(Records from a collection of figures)
***
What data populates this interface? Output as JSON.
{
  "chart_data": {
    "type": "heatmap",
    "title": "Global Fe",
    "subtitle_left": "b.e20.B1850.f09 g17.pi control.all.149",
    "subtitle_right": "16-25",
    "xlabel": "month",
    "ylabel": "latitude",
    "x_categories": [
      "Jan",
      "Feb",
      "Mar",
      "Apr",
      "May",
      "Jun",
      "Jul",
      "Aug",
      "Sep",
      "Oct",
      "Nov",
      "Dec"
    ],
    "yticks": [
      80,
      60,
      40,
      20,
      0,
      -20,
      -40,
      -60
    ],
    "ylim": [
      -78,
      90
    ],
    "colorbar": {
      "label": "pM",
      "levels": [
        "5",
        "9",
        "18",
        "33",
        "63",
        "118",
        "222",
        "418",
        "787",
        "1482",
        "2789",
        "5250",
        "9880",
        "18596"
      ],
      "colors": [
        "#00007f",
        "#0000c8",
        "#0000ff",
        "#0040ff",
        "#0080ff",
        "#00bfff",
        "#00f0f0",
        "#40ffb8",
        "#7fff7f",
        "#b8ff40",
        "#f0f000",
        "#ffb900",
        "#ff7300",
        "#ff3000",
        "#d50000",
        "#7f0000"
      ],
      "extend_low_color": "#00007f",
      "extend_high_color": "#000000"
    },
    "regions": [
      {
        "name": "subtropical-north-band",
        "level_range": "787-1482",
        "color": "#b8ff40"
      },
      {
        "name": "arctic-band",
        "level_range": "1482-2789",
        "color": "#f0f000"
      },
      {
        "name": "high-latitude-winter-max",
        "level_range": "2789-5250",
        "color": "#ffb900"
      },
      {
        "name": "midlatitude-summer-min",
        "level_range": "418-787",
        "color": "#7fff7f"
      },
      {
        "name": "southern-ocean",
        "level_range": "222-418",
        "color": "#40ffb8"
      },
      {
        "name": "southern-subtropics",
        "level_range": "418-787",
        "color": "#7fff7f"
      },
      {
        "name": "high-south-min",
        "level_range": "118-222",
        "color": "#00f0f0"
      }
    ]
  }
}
***
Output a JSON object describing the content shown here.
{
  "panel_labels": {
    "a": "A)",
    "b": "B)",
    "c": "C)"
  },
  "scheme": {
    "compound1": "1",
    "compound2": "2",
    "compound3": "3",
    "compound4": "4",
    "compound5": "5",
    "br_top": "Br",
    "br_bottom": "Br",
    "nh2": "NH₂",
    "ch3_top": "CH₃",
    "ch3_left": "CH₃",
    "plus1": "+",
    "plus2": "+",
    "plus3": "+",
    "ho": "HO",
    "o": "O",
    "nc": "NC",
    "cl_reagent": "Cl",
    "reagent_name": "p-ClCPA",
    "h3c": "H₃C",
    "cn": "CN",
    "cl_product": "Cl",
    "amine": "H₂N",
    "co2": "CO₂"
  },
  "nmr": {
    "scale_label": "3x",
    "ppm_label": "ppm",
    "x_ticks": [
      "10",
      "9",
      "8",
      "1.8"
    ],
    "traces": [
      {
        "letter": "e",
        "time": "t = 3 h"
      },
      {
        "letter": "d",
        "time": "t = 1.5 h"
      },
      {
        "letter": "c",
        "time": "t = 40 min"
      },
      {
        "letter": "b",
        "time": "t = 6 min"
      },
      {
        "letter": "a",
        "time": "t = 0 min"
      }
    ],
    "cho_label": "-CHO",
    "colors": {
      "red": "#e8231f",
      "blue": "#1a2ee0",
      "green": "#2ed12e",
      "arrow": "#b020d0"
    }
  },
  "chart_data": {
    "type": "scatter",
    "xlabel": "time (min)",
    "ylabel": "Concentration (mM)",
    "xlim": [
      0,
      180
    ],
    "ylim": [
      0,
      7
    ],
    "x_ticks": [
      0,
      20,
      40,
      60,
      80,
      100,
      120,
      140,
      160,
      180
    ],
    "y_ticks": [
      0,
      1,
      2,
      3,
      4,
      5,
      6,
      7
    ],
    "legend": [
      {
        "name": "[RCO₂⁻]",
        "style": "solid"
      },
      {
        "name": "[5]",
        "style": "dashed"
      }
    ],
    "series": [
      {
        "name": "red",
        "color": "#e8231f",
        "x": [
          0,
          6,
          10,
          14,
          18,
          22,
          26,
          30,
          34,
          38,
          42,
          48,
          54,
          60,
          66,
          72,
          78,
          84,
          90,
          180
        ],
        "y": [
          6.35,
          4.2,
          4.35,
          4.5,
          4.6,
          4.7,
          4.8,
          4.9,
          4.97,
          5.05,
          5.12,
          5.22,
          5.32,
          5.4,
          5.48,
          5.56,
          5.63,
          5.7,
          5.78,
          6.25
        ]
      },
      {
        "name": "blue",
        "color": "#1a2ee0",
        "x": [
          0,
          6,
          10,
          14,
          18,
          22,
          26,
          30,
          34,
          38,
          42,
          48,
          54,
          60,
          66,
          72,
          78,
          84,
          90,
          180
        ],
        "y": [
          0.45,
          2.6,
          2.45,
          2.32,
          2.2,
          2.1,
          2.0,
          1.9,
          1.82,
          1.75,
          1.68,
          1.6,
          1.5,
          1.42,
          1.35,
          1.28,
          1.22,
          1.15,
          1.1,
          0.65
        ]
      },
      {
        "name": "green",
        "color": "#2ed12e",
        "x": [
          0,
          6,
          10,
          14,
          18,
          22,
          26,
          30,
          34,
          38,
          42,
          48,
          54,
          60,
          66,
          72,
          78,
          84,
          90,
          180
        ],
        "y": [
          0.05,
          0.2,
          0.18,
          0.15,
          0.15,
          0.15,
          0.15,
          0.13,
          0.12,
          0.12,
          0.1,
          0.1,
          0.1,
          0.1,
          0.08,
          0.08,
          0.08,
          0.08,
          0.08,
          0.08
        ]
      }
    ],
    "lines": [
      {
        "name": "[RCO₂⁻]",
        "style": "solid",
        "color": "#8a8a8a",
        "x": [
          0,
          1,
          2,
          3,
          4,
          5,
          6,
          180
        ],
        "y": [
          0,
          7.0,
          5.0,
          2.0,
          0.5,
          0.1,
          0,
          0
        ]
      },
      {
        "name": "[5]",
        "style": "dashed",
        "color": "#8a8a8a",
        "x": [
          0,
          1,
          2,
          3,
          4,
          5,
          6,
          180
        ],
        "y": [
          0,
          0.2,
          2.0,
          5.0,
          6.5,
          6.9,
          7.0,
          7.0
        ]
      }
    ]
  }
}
***
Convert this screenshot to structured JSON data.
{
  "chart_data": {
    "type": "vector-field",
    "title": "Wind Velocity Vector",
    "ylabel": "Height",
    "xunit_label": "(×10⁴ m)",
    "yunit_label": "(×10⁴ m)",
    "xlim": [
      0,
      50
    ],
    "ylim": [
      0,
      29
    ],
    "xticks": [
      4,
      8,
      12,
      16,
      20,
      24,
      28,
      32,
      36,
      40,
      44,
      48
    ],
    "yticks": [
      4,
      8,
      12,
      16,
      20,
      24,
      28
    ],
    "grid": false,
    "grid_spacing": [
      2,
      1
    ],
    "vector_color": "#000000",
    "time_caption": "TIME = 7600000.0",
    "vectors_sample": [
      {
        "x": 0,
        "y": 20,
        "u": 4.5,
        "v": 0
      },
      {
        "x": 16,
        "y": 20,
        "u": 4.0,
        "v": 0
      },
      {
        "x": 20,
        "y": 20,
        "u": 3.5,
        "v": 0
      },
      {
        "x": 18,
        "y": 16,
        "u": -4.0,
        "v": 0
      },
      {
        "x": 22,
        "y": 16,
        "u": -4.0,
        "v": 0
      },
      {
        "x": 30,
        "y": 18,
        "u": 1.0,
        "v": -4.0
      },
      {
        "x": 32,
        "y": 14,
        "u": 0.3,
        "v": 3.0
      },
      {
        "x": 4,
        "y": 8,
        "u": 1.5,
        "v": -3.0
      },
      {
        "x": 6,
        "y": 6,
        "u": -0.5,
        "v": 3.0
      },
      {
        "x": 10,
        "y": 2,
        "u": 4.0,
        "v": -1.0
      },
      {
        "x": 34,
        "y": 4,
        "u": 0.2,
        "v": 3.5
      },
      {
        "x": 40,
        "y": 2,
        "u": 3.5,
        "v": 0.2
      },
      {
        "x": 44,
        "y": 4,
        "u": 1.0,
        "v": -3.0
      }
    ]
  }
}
***
### [Your objective]
Above are the records. Identify each line that contains the word "JSON".

### [Final result]
What data populates this interface? Output as JSON.
Output a JSON object describing the content shown here.
Convert this screenshot to structured JSON data.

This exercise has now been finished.